**THE EXERCISE:** In the model-training instructions, how many models does the second step compare?

**SELECTION:**
Training Your Own Model

The training pipeline is fully reproducible. Run these in order:

# Step 1 — Prepare dataset
# Downloads CSIC 2010 or uses synthetic fallback if files missing
python 01_prepare_dataset.py

# Step 2 — Train and evaluate
# Compares 5 models, runs 5-fold CV, tunes winner, saves .pkl
python 02_train_model.py

# Output:
# models/shadowguard_model.pkl    ← serialized model (not in repo)
# models/feature_columns.json    ← feature list (not in repo)
# models/training_report.json    ← metrics + confusion matrix
# models/training_report.png     ← charts

Dataset source (CSIC 2010):

# Option A — Official
wget http://www.isi.csic.es/dataset/http_dataset_csic_2010.zip
unzip http_dataset_csic_2010.zip -d data/raw/

# Option B — Kaggle mirror
kaggle datasets download -d kukurupupu/http-csic-2010-http-dataset
unzip *.zip -d data/raw/

# If neither works: 01_prepare_dataset.py auto-generates synthetic data

API Reference

All endpoints available at http://localhost:5000.

**SOURCE EXCERPT:**
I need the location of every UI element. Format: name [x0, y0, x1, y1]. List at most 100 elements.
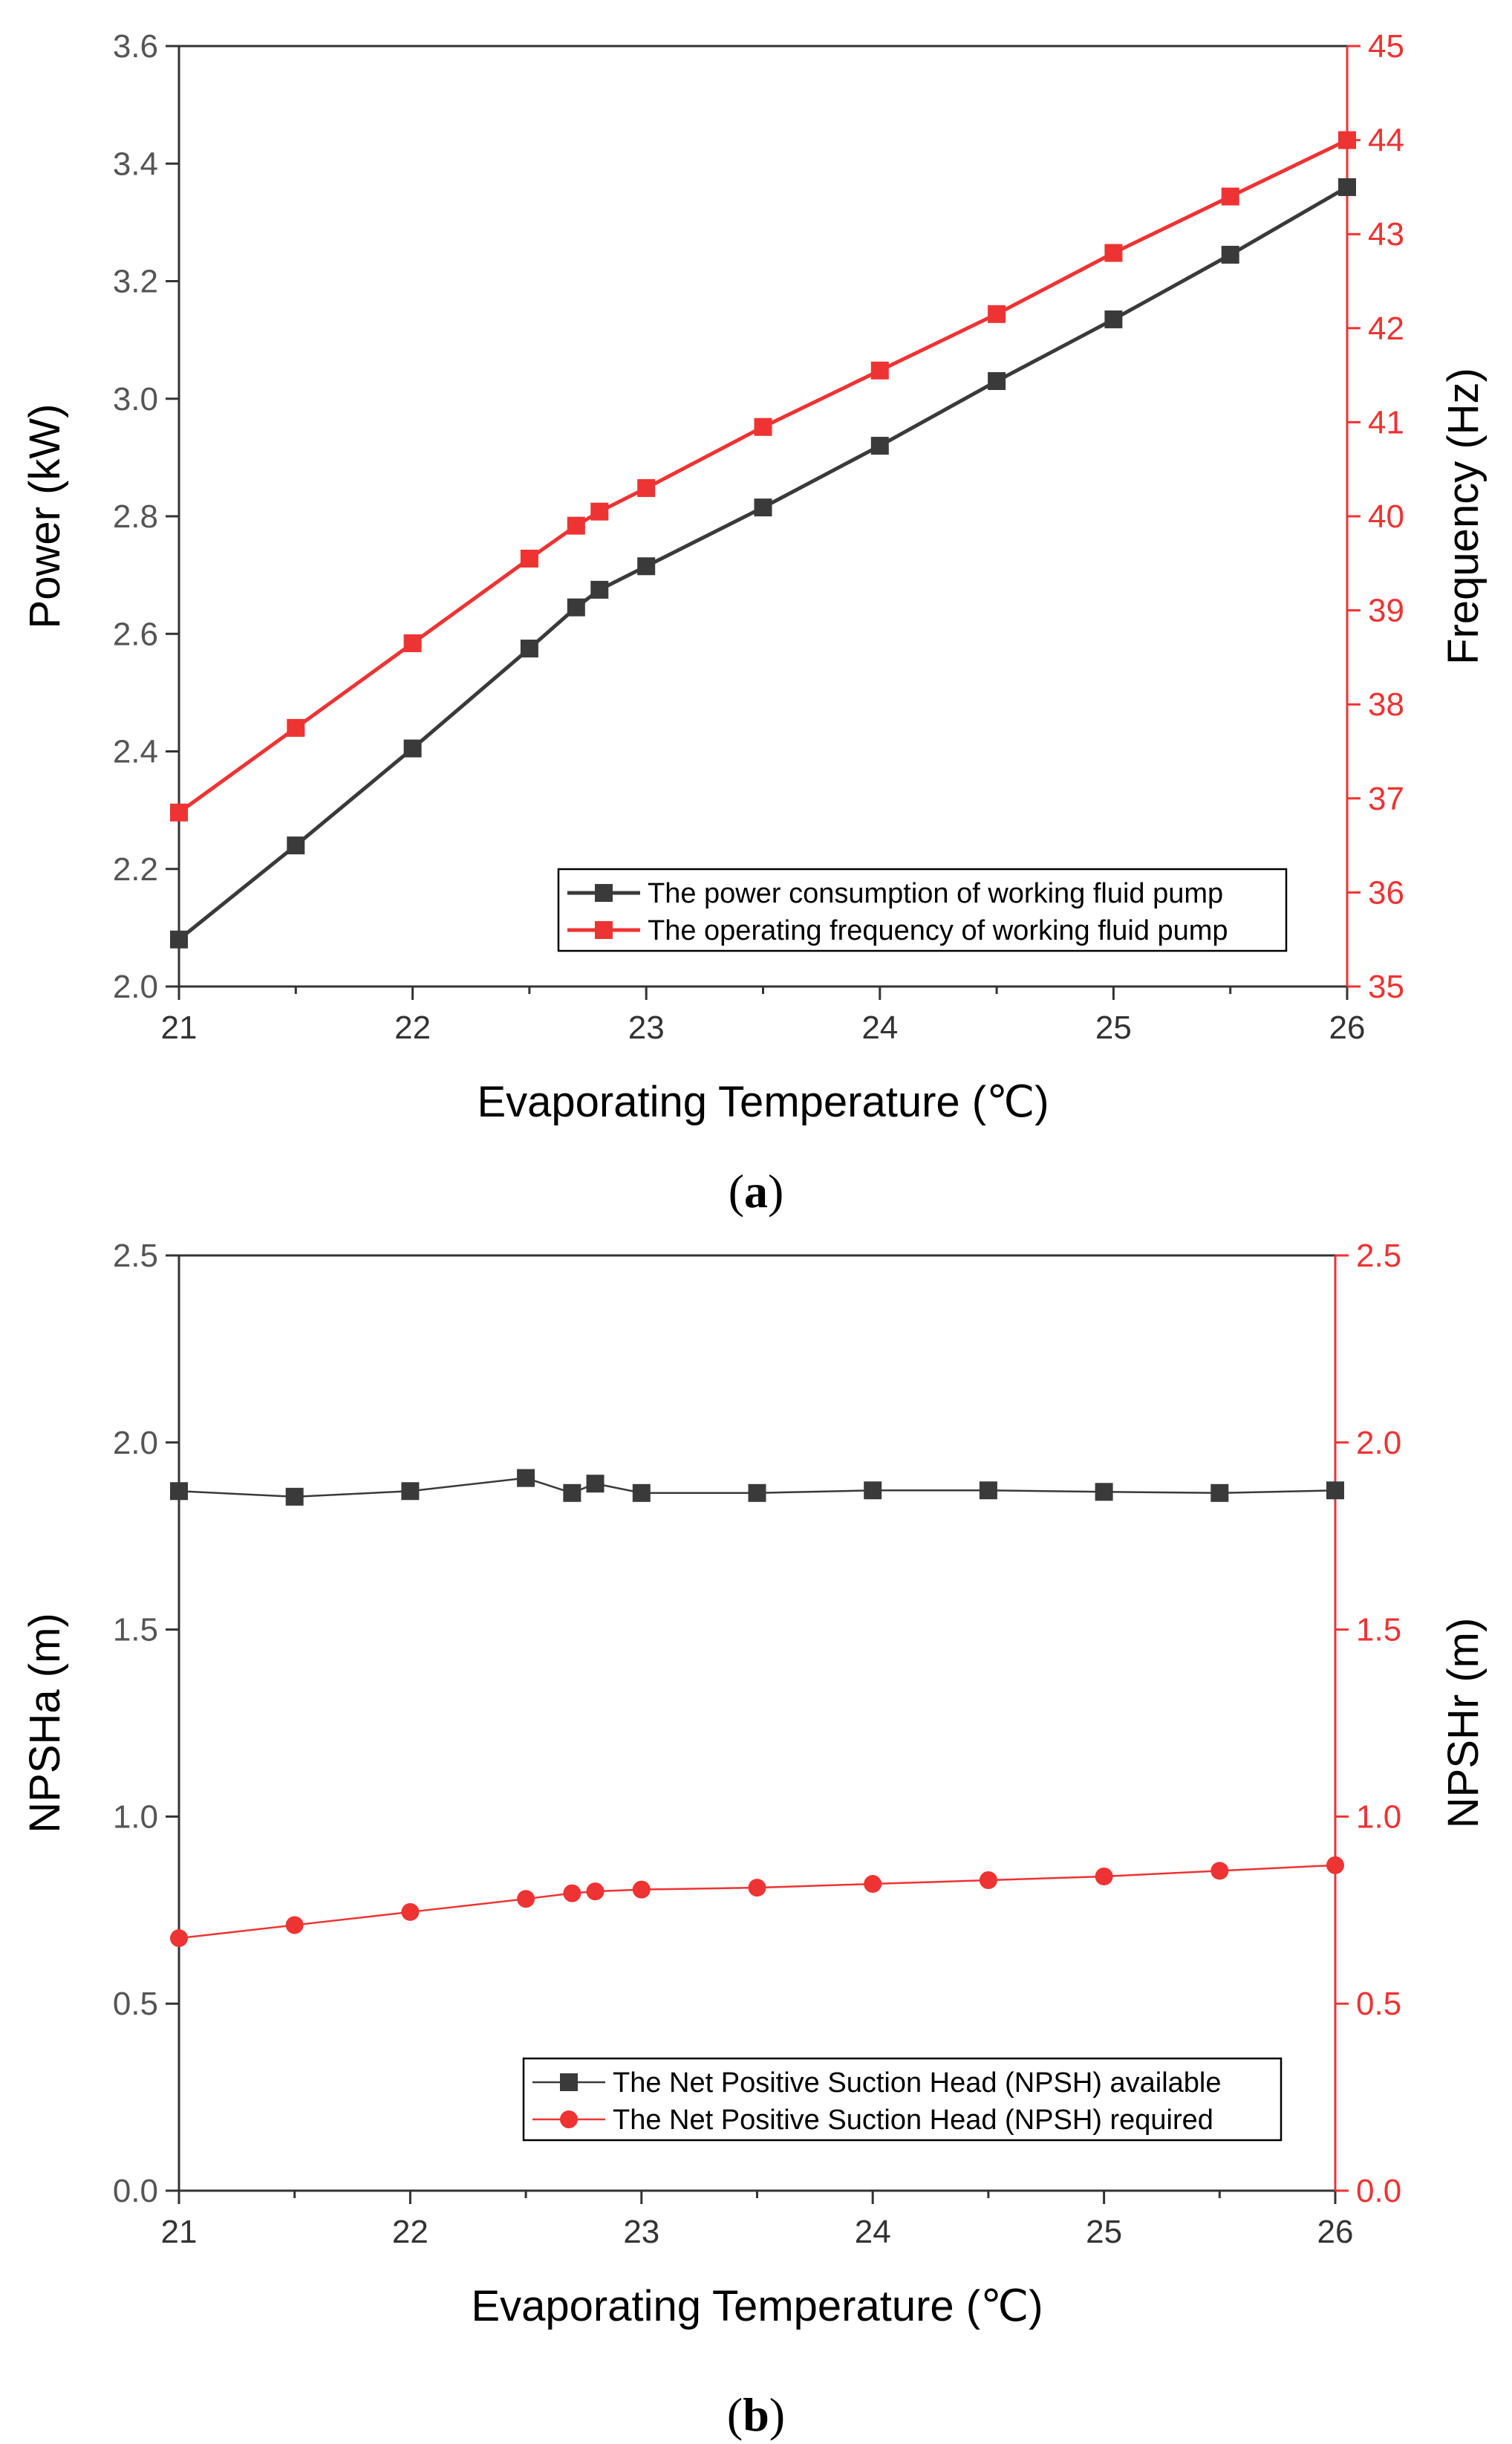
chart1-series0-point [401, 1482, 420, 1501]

**TASK OUTPUT:** Five models.